(Data excerpts)
***

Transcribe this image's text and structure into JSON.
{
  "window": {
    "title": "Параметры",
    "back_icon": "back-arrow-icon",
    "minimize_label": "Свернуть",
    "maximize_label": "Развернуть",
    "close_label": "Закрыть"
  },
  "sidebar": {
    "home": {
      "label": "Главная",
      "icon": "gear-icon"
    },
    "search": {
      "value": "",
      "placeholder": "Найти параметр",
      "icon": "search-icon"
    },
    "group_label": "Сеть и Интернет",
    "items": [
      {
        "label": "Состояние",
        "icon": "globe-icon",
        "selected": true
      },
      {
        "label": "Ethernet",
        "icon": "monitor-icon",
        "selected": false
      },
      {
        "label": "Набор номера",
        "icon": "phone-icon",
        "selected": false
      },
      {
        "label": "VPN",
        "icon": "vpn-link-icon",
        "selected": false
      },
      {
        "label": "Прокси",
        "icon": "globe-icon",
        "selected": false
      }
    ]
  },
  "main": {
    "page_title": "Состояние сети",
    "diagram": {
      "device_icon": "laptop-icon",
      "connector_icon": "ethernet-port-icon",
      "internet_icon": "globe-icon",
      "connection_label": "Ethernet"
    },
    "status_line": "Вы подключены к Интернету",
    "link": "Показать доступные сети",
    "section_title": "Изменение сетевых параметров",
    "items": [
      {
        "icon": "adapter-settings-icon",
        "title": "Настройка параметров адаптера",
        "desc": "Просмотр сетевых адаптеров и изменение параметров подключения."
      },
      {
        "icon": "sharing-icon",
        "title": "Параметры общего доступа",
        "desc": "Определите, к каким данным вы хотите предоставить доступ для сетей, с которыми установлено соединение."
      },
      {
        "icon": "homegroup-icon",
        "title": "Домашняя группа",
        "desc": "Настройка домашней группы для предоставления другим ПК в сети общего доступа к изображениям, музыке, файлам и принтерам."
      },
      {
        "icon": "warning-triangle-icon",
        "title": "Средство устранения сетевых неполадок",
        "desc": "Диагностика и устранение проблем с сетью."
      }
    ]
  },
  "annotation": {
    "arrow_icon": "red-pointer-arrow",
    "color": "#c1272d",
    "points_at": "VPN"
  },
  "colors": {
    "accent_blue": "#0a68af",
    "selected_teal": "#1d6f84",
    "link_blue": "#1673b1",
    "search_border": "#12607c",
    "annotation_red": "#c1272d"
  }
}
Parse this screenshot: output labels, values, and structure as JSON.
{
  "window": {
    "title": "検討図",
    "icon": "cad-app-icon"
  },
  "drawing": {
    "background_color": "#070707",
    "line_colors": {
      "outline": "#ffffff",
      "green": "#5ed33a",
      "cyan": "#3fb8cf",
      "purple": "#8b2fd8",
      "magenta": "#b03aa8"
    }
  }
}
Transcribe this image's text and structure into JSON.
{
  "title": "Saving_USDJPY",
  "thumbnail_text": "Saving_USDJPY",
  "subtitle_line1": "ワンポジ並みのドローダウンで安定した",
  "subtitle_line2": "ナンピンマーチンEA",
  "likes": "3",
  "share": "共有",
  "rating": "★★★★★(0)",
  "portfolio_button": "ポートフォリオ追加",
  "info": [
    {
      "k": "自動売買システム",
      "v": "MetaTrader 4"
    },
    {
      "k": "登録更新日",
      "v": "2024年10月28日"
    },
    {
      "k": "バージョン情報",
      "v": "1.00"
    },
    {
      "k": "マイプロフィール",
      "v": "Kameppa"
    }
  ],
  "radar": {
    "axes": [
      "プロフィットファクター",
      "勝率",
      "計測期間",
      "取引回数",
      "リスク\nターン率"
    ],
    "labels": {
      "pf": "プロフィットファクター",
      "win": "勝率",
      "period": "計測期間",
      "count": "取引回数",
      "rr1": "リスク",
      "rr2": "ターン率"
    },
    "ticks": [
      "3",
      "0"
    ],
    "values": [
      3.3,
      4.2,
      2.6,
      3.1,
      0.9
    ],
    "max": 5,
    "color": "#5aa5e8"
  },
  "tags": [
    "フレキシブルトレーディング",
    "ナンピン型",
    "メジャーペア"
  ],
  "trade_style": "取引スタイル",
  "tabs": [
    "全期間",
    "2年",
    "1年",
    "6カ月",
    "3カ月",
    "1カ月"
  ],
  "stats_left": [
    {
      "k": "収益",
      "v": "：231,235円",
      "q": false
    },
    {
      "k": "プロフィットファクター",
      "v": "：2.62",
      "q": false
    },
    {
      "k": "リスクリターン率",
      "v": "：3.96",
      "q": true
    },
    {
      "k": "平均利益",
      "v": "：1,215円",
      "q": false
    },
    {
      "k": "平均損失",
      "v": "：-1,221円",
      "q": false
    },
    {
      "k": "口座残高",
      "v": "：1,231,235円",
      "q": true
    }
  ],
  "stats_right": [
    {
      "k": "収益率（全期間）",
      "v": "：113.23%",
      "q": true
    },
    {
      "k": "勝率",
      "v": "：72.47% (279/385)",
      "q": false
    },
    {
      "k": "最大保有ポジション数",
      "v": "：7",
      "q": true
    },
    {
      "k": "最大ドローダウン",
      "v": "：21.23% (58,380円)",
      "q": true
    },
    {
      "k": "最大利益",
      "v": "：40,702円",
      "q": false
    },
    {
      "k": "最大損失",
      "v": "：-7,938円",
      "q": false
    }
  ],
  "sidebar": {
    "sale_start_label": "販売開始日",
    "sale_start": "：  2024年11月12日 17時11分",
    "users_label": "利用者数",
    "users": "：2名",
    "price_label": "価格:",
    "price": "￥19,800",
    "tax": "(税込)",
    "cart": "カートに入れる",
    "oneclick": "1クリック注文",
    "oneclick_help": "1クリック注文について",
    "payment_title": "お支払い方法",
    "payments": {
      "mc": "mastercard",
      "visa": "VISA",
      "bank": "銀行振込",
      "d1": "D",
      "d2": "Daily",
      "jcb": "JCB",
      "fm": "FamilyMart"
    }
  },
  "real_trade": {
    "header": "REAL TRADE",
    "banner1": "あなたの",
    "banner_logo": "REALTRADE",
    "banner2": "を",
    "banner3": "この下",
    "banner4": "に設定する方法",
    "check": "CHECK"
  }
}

***

Repeat the records above exactly.

Transcribe this image's text and structure into JSON.
{
  "window": {
    "title": "Параметры",
    "back_icon": "back-arrow-icon",
    "minimize_label": "Свернуть",
    "maximize_label": "Развернуть",
    "close_label": "Закрыть"
  },
  "sidebar": {
    "home": {
      "label": "Главная",
      "icon": "gear-icon"
    },
    "search": {
      "value": "",
      "placeholder": "Найти параметр",
      "icon": "search-icon"
    },
    "group_label": "Сеть и Интернет",
    "items": [
      {
        "label": "Состояние",
        "icon": "globe-icon",
        "selected": true
      },
      {
        "label": "Ethernet",
        "icon": "monitor-icon",
        "selected": false
      },
      {
        "label": "Набор номера",
        "icon": "phone-icon",
        "selected": false
      },
      {
        "label": "VPN",
        "icon": "vpn-link-icon",
        "selected": false
      },
      {
        "label": "Прокси",
        "icon": "globe-icon",
        "selected": false
      }
    ]
  },
  "main": {
    "page_title": "Состояние сети",
    "diagram": {
      "device_icon": "laptop-icon",
      "connector_icon": "ethernet-port-icon",
      "internet_icon": "globe-icon",
      "connection_label": "Ethernet"
    },
    "status_line": "Вы подключены к Интернету",
    "link": "Показать доступные сети",
    "section_title": "Изменение сетевых параметров",
    "items": [
      {
        "icon": "adapter-settings-icon",
        "title": "Настройка параметров адаптера",
        "desc": "Просмотр сетевых адаптеров и изменение параметров подключения."
      },
      {
        "icon": "sharing-icon",
        "title": "Параметры общего доступа",
        "desc": "Определите, к каким данным вы хотите предоставить доступ для сетей, с которыми установлено соединение."
      },
      {
        "icon": "homegroup-icon",
        "title": "Домашняя группа",
        "desc": "Настройка домашней группы для предоставления другим ПК в сети общего доступа к изображениям, музыке, файлам и принтерам."
      },
      {
        "icon": "warning-triangle-icon",
        "title": "Средство устранения сетевых неполадок",
        "desc": "Диагностика и устранение проблем с сетью."
      }
    ]
  },
  "annotation": {
    "arrow_icon": "red-pointer-arrow",
    "color": "#c1272d",
    "points_at": "VPN"
  },
  "colors": {
    "accent_blue": "#0a68af",
    "selected_teal": "#1d6f84",
    "link_blue": "#1673b1",
    "search_border": "#12607c",
    "annotation_red": "#c1272d"
  }
}
Parse this screenshot: output labels, values, and structure as JSON.
{
  "window": {
    "title": "検討図",
    "icon": "cad-app-icon"
  },
  "drawing": {
    "background_color": "#070707",
    "line_colors": {
      "outline": "#ffffff",
      "green": "#5ed33a",
      "cyan": "#3fb8cf",
      "purple": "#8b2fd8",
      "magenta": "#b03aa8"
    }
  }
}
Transcribe this image's text and structure into JSON.
{
  "title": "Saving_USDJPY",
  "thumbnail_text": "Saving_USDJPY",
  "subtitle_line1": "ワンポジ並みのドローダウンで安定した",
  "subtitle_line2": "ナンピンマーチンEA",
  "likes": "3",
  "share": "共有",
  "rating": "★★★★★(0)",
  "portfolio_button": "ポートフォリオ追加",
  "info": [
    {
      "k": "自動売買システム",
      "v": "MetaTrader 4"
    },
    {
      "k": "登録更新日",
      "v": "2024年10月28日"
    },
    {
      "k": "バージョン情報",
      "v": "1.00"
    },
    {
      "k": "マイプロフィール",
      "v": "Kameppa"
    }
  ],
  "radar": {
    "axes": [
      "プロフィットファクター",
      "勝率",
      "計測期間",
      "取引回数",
      "リスク\nターン率"
    ],
    "labels": {
      "pf": "プロフィットファクター",
      "win": "勝率",
      "period": "計測期間",
      "count": "取引回数",
      "rr1": "リスク",
      "rr2": "ターン率"
    },
    "ticks": [
      "3",
      "0"
    ],
    "values": [
      3.3,
      4.2,
      2.6,
      3.1,
      0.9
    ],
    "max": 5,
    "color": "#5aa5e8"
  },
  "tags": [
    "フレキシブルトレーディング",
    "ナンピン型",
    "メジャーペア"
  ],
  "trade_style": "取引スタイル",
  "tabs": [
    "全期間",
    "2年",
    "1年",
    "6カ月",
    "3カ月",
    "1カ月"
  ],
  "stats_left": [
    {
      "k": "収益",
      "v": "：231,235円",
      "q": false
    },
    {
      "k": "プロフィットファクター",
      "v": "：2.62",
      "q": false
    },
    {
      "k": "リスクリターン率",
      "v": "：3.96",
      "q": true
    },
    {
      "k": "平均利益",
      "v": "：1,215円",
      "q": false
    },
    {
      "k": "平均損失",
      "v": "：-1,221円",
      "q": false
    },
    {
      "k": "口座残高",
      "v": "：1,231,235円",
      "q": true
    }
  ],
  "stats_right": [
    {
      "k": "収益率（全期間）",
      "v": "：113.23%",
      "q": true
    },
    {
      "k": "勝率",
      "v": "：72.47% (279/385)",
      "q": false
    },
    {
      "k": "最大保有ポジション数",
      "v": "：7",
      "q": true
    },
    {
      "k": "最大ドローダウン",
      "v": "：21.23% (58,380円)",
      "q": true
    },
    {
      "k": "最大利益",
      "v": "：40,702円",
      "q": false
    },
    {
      "k": "最大損失",
      "v": "：-7,938円",
      "q": false
    }
  ],
  "sidebar": {
    "sale_start_label": "販売開始日",
    "sale_start": "：  2024年11月12日 17時11分",
    "users_label": "利用者数",
    "users": "：2名",
    "price_label": "価格:",
    "price": "￥19,800",
    "tax": "(税込)",
    "cart": "カートに入れる",
    "oneclick": "1クリック注文",
    "oneclick_help": "1クリック注文について",
    "payment_title": "お支払い方法",
    "payments": {
      "mc": "mastercard",
      "visa": "VISA",
      "bank": "銀行振込",
      "d1": "D",
      "d2": "Daily",
      "jcb": "JCB",
      "fm": "FamilyMart"
    }
  },
  "real_trade": {
    "header": "REAL TRADE",
    "banner1": "あなたの",
    "banner_logo": "REALTRADE",
    "banner2": "を",
    "banner3": "この下",
    "banner4": "に設定する方法",
    "check": "CHECK"
  }
}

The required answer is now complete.